| Data supplied |
-*-

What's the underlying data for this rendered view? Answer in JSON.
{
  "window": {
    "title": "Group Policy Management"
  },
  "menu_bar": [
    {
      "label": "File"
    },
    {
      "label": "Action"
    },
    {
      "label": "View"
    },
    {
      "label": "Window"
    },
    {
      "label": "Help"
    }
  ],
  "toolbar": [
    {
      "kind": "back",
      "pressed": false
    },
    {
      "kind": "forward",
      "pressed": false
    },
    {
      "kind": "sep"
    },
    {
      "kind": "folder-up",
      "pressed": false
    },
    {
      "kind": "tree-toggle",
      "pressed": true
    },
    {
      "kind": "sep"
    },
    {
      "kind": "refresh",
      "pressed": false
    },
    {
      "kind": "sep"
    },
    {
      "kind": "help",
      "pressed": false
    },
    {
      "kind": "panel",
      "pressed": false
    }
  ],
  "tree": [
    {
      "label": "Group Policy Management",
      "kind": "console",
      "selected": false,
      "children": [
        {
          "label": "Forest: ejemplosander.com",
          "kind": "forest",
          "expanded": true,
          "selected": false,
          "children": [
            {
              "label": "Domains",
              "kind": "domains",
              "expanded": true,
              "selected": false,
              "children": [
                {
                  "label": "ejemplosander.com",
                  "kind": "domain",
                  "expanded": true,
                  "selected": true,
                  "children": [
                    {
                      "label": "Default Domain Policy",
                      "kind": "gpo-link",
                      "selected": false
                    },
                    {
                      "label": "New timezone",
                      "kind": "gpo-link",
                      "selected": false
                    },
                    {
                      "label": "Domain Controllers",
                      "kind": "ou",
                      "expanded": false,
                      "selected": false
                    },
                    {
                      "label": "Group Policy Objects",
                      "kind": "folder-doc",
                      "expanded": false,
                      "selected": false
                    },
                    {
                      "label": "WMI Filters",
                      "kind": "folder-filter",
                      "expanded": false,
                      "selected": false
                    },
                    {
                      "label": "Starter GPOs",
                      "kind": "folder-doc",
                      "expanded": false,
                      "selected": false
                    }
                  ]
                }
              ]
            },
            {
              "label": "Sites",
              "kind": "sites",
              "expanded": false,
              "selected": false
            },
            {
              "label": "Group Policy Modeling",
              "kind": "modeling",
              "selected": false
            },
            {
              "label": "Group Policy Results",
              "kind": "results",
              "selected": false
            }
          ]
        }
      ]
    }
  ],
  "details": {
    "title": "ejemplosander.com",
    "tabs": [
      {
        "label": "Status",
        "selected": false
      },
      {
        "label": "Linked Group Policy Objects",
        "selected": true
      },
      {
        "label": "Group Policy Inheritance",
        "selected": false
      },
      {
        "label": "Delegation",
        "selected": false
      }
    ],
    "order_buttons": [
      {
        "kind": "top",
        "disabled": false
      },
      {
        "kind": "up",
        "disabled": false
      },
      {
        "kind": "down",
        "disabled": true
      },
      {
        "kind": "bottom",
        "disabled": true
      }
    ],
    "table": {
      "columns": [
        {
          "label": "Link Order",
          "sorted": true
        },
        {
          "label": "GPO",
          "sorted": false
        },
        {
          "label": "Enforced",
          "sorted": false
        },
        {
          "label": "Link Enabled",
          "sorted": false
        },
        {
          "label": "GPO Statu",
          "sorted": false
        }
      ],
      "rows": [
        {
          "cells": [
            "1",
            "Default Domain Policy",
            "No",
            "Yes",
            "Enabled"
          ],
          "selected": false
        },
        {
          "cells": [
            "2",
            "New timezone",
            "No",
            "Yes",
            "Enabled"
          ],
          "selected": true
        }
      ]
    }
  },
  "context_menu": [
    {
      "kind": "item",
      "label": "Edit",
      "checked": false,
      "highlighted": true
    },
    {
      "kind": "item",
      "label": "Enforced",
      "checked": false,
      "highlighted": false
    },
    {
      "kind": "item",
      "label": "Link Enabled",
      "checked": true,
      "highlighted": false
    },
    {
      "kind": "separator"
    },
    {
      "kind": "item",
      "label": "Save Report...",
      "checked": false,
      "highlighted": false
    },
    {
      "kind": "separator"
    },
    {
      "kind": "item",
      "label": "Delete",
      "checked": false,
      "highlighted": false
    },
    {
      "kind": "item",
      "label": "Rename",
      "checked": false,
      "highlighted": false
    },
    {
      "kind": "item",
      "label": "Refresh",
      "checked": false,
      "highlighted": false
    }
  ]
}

-*-

| Exercise details |
Locate the string "Default" in the listing above and copy every line where it occurs.

| Solution |
                      "label": "Default Domain Policy",
            "Default Domain Policy",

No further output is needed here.